• _WRITTEN REQUEST_: Copy each line in which the string "text" occurs.

• _Extracted records_:

'''

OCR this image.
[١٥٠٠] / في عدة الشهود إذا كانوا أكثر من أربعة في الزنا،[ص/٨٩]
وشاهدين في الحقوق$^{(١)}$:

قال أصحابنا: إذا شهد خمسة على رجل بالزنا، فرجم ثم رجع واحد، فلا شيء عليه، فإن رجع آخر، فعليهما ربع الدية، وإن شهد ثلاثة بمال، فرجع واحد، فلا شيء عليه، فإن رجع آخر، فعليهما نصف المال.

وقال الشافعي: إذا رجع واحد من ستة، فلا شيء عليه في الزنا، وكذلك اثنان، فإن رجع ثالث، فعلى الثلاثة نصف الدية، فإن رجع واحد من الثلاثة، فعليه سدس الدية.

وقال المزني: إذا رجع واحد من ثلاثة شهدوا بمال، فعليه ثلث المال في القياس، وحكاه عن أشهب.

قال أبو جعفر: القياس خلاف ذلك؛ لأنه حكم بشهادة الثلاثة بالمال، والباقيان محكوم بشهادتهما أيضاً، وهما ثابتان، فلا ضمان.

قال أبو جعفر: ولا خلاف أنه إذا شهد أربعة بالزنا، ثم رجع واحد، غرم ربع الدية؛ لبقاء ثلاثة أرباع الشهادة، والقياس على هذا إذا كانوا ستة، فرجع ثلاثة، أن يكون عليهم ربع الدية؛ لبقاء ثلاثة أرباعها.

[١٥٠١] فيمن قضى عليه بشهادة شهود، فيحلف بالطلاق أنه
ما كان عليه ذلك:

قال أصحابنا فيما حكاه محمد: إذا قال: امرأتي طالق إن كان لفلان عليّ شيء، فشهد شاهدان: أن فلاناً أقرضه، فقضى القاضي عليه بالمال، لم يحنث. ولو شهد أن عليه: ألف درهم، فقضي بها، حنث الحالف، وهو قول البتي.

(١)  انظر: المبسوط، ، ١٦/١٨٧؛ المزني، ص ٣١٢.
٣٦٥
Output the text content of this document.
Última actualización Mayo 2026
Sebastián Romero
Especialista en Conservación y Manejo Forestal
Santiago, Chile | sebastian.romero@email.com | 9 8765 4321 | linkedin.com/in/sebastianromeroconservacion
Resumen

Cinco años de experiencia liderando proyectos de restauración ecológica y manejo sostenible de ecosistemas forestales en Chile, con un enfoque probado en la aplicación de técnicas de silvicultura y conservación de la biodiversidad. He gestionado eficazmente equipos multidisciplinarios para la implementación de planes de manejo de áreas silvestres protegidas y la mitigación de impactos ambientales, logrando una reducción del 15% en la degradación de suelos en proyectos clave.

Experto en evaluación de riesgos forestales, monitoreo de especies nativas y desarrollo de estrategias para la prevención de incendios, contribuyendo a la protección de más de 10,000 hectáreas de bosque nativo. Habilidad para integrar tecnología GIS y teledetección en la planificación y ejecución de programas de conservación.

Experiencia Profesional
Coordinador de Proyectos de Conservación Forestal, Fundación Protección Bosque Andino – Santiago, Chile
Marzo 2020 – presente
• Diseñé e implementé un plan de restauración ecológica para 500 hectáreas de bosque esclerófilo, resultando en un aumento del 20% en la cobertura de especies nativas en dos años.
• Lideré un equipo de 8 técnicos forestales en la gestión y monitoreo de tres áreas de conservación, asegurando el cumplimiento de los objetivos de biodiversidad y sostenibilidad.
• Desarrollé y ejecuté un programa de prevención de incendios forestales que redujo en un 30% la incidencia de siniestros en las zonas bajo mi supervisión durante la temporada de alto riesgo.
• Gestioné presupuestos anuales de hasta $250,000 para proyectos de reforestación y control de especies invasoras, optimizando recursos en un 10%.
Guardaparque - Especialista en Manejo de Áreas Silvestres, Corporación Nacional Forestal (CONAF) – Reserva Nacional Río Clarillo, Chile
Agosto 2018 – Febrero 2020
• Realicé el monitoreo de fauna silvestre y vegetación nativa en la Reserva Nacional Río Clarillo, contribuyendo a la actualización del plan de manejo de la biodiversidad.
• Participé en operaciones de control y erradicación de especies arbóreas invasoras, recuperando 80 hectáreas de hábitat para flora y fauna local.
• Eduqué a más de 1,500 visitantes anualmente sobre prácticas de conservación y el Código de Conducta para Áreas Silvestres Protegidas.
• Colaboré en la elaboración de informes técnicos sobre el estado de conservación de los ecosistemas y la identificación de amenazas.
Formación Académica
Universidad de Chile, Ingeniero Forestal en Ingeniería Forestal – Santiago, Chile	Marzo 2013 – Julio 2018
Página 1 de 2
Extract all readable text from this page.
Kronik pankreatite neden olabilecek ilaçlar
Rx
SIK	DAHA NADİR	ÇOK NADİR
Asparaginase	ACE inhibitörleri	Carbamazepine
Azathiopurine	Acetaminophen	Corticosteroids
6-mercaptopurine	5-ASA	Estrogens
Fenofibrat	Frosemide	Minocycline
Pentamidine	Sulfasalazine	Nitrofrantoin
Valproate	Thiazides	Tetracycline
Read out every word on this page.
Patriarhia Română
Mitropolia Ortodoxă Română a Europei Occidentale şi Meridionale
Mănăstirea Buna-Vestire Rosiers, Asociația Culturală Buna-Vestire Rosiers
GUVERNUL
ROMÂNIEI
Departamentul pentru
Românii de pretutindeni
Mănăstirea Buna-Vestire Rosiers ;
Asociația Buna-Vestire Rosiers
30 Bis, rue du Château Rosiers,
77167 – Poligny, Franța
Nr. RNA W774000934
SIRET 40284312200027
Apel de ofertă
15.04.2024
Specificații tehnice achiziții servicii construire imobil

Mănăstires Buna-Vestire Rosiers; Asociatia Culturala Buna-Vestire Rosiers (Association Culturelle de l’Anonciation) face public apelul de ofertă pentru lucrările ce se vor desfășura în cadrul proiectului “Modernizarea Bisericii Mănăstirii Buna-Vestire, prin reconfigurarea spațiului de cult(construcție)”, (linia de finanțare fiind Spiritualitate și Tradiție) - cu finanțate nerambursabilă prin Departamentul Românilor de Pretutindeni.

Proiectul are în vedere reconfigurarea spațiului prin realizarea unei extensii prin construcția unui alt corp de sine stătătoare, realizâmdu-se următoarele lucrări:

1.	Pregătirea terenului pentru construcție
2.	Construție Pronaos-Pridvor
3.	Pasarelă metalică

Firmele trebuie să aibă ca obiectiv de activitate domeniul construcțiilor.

'''

• _ANSWER FOR THIS EXERCISE_:
Output the text content of this document.
Extract all readable text from this page.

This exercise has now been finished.